Data to use
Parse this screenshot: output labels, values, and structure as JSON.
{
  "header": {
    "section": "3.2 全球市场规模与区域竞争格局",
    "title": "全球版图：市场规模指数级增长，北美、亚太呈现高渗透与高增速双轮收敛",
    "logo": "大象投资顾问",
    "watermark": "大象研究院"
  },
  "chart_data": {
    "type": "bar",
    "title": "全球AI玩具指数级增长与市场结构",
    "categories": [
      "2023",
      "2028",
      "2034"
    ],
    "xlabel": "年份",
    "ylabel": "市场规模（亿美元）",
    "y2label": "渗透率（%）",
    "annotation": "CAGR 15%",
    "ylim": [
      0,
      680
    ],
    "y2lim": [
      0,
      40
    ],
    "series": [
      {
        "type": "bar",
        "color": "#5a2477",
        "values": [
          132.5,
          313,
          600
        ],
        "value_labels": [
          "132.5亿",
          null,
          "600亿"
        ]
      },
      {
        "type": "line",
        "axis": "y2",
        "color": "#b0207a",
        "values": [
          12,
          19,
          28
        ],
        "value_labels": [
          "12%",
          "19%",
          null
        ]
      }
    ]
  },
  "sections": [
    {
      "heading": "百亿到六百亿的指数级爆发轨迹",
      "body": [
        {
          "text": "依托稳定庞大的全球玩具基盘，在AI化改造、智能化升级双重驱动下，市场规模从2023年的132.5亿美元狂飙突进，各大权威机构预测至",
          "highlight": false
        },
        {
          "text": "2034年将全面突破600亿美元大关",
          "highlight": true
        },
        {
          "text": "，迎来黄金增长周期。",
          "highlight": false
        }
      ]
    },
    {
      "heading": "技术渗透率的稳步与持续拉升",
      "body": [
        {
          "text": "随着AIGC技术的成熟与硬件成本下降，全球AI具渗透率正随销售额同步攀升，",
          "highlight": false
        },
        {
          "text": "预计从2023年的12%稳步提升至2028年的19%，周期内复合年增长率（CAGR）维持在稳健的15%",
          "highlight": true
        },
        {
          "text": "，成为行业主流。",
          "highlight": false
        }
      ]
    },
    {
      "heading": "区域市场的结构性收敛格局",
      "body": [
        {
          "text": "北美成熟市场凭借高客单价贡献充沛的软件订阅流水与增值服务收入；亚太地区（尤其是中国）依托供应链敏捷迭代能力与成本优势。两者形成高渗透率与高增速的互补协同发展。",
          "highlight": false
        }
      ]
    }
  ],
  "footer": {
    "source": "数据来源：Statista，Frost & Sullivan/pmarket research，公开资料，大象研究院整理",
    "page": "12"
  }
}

Request
Print all of the data exactly as it was given.

Response to this exercise
Parse this screenshot: output labels, values, and structure as JSON.
{
  "header": {
    "section": "3.2 全球市场规模与区域竞争格局",
    "title": "全球版图：市场规模指数级增长，北美、亚太呈现高渗透与高增速双轮收敛",
    "logo": "大象投资顾问",
    "watermark": "大象研究院"
  },
  "chart_data": {
    "type": "bar",
    "title": "全球AI玩具指数级增长与市场结构",
    "categories": [
      "2023",
      "2028",
      "2034"
    ],
    "xlabel": "年份",
    "ylabel": "市场规模（亿美元）",
    "y2label": "渗透率（%）",
    "annotation": "CAGR 15%",
    "ylim": [
      0,
      680
    ],
    "y2lim": [
      0,
      40
    ],
    "series": [
      {
        "type": "bar",
        "color": "#5a2477",
        "values": [
          132.5,
          313,
          600
        ],
        "value_labels": [
          "132.5亿",
          null,
          "600亿"
        ]
      },
      {
        "type": "line",
        "axis": "y2",
        "color": "#b0207a",
        "values": [
          12,
          19,
          28
        ],
        "value_labels": [
          "12%",
          "19%",
          null
        ]
      }
    ]
  },
  "sections": [
    {
      "heading": "百亿到六百亿的指数级爆发轨迹",
      "body": [
        {
          "text": "依托稳定庞大的全球玩具基盘，在AI化改造、智能化升级双重驱动下，市场规模从2023年的132.5亿美元狂飙突进，各大权威机构预测至",
          "highlight": false
        },
        {
          "text": "2034年将全面突破600亿美元大关",
          "highlight": true
        },
        {
          "text": "，迎来黄金增长周期。",
          "highlight": false
        }
      ]
    },
    {
      "heading": "技术渗透率的稳步与持续拉升",
      "body": [
        {
          "text": "随着AIGC技术的成熟与硬件成本下降，全球AI具渗透率正随销售额同步攀升，",
          "highlight": false
        },
        {
          "text": "预计从2023年的12%稳步提升至2028年的19%，周期内复合年增长率（CAGR）维持在稳健的15%",
          "highlight": true
        },
        {
          "text": "，成为行业主流。",
          "highlight": false
        }
      ]
    },
    {
      "heading": "区域市场的结构性收敛格局",
      "body": [
        {
          "text": "北美成熟市场凭借高客单价贡献充沛的软件订阅流水与增值服务收入；亚太地区（尤其是中国）依托供应链敏捷迭代能力与成本优势。两者形成高渗透率与高增速的互补协同发展。",
          "highlight": false
        }
      ]
    }
  ],
  "footer": {
    "source": "数据来源：Statista，Frost & Sullivan/pmarket research，公开资料，大象研究院整理",
    "page": "12"
  }
}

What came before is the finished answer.